ESERCIZI PROPOSTI:
a) Elenchi tutti i destinatari dell'appello lanciato dal ministero degli Esteri siriano, come indicati nell'estratto sull'appello della Siria.
b) Riproduca dall'estratto sull'appello della Siria tutto ciò che va da "Il ministero degli" giù fino a "Uniti dall’amministrazione Obama.".

ESTRATTO SELEZIONATO:

..........

Il ministero degli Esteri siriano ha lanciato un appello agli Stati membri delle Nazioni Unite e al Comitato internazionale della Croce Rossa e della Mezzaluna Rossa e ad altre organizzazioni internazionali affinché aiutino gli sforzi del governo siriano ad affrontare la catastrofe umana, e rapidamente, in modo che il governo possa salvare coloro che sono ancora intrappolati sotto i detriti.

 

L’amministrazione Biden ha risposto all’appello della Siria dichiarando che non lavorerà con il governo damasceno, che è stato l’obiettivo di una politica di cambio di regime degli Stati Uniti dall’amministrazione Obama.

 

Invece, gli Stati Uniti lavoreranno solo con «partner umanitari sostenuti dagli Stati Uniti». Il portavoce del Dipartimento di Stato, Ned Price, ripete cinicamente le bugie di Washington ai giornalisti sull’amministrazione di Damasco:

 

«Farò notare che sarebbe abbastanza ironico, se non addirittura controproducente, per noi sentire un governo che ha brutalizzato la sua gente nel corso di una dozzina di anni ormai: gasarli, massacrarli, essere responsabili di gran parte delle sofferenze che hanno sopportato» ha commentato con spregevole cinismo il portavoce del Dipartimento di Stato Ned Price, ripetendo la narrativa secondo cui Assad avrebbe abusato del suo popolo, invece che combattere ISIS, AL Qaeda e altri gruppi più o meno islamisti, spesso sostenuti da Washington.

..........

MATERIALE FORNITO:
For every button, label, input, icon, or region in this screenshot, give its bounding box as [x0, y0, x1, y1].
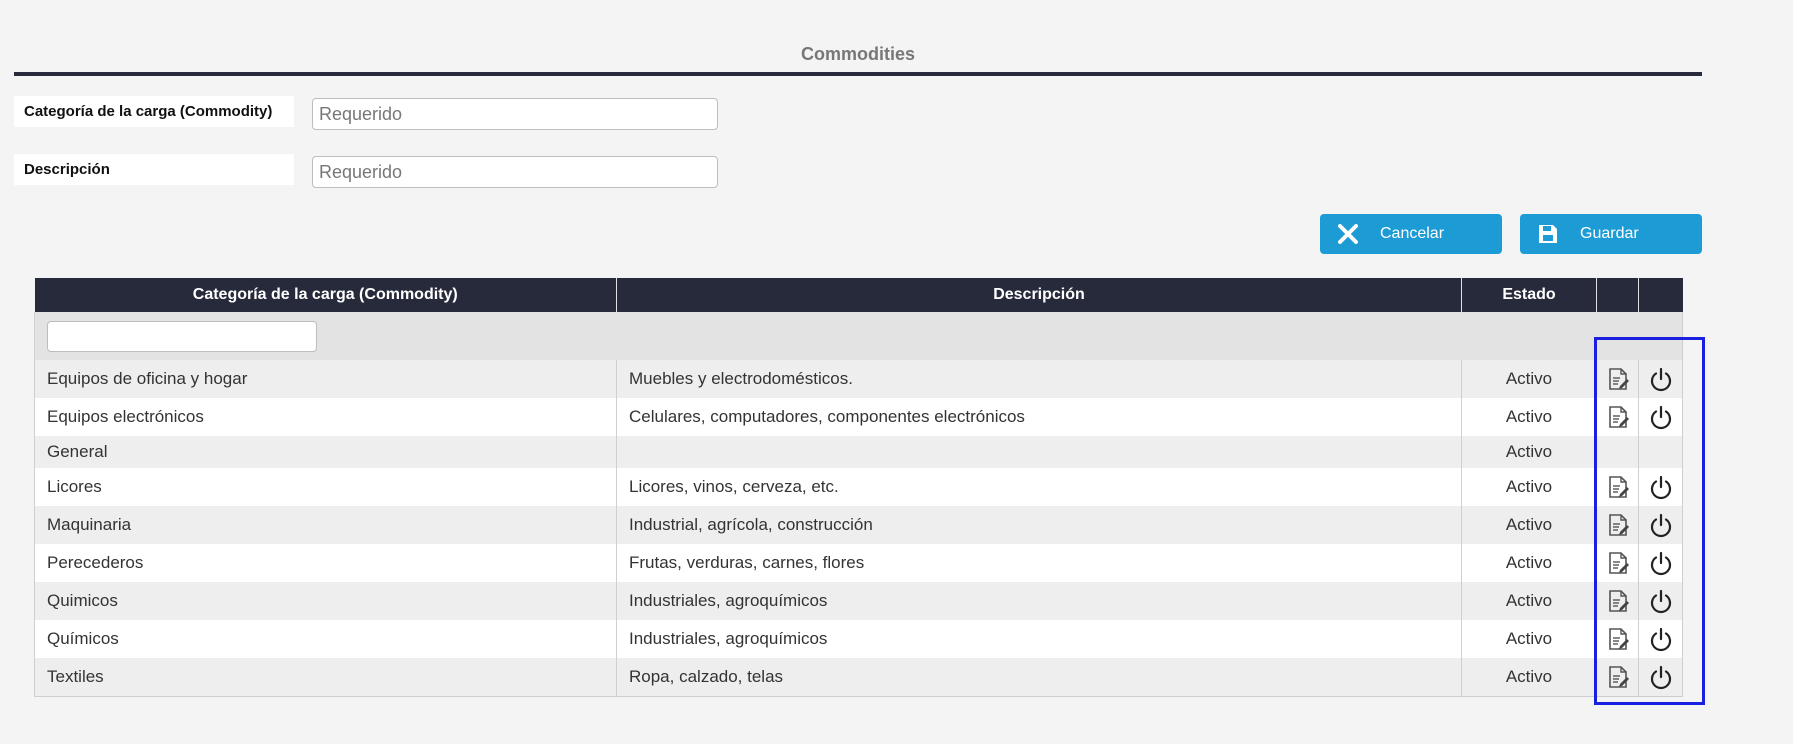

..........

SOLUZIONI PER ESERCIZIO:
a)
- Gli Stati membri delle Nazioni Unite
- Il Comitato internazionale della Croce Rossa e della Mezzaluna Rossa
- Altre organizzazioni internazionali

b)
Il ministero degli Esteri siriano ha lanciato un appello agli Stati membri delle Nazioni Unite e al Comitato internazionale della Croce Rossa e della Mezzaluna Rossa e ad altre organizzazioni internazionali affinché aiutino gli sforzi del governo siriano ad affrontare la catastrofe umana, e rapidamente, in modo che il governo possa salvare coloro che sono ancora intrappolati sotto i detriti.

 

L’amministrazione Biden ha risposto all’appello della Siria dichiarando che non lavorerà con il governo damasceno, che è stato l’obiettivo di una politica di cambio di regime degli Stati Uniti dall’amministrazione Obama.